* EXERCISE DETAILS
Read the data and repeat it in full, exactly.

* TASK DATA
▼

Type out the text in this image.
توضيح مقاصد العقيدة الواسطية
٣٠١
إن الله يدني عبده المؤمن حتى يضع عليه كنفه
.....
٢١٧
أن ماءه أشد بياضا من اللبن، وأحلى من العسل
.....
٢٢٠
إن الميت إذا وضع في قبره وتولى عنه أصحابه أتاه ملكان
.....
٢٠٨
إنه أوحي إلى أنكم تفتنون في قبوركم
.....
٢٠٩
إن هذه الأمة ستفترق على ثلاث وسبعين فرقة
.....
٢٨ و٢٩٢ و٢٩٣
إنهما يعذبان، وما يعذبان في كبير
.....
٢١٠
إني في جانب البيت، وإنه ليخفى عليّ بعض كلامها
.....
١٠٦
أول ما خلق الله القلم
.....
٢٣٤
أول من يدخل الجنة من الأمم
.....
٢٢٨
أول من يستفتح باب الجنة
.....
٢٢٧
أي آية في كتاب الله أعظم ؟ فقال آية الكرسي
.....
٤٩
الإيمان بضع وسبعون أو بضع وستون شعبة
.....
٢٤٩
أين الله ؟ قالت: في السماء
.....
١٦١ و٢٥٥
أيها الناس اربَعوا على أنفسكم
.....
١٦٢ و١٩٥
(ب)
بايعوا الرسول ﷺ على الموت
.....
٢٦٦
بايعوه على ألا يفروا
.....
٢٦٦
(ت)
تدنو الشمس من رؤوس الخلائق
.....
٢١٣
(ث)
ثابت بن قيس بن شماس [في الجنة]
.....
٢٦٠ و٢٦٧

▲

* THE COMPLETED TASK
Type out the text in this image.
توضيح مقاصد العقيدة الواسطية
٣٠١
إن الله يدني عبده المؤمن حتى يضع عليه كنفه
.....
٢١٧
أن ماءه أشد بياضا من اللبن، وأحلى من العسل
.....
٢٢٠
إن الميت إذا وضع في قبره وتولى عنه أصحابه أتاه ملكان
.....
٢٠٨
إنه أوحي إلى أنكم تفتنون في قبوركم
.....
٢٠٩
إن هذه الأمة ستفترق على ثلاث وسبعين فرقة
.....
٢٨ و٢٩٢ و٢٩٣
إنهما يعذبان، وما يعذبان في كبير
.....
٢١٠
إني في جانب البيت، وإنه ليخفى عليّ بعض كلامها
.....
١٠٦
أول ما خلق الله القلم
.....
٢٣٤
أول من يدخل الجنة من الأمم
.....
٢٢٨
أول من يستفتح باب الجنة
.....
٢٢٧
أي آية في كتاب الله أعظم ؟ فقال آية الكرسي
.....
٤٩
الإيمان بضع وسبعون أو بضع وستون شعبة
.....
٢٤٩
أين الله ؟ قالت: في السماء
.....
١٦١ و٢٥٥
أيها الناس اربَعوا على أنفسكم
.....
١٦٢ و١٩٥
(ب)
بايعوا الرسول ﷺ على الموت
.....
٢٦٦
بايعوه على ألا يفروا
.....
٢٦٦
(ت)
تدنو الشمس من رؤوس الخلائق
.....
٢١٣
(ث)
ثابت بن قيس بن شماس [في الجنة]
.....
٢٦٠ و٢٦٧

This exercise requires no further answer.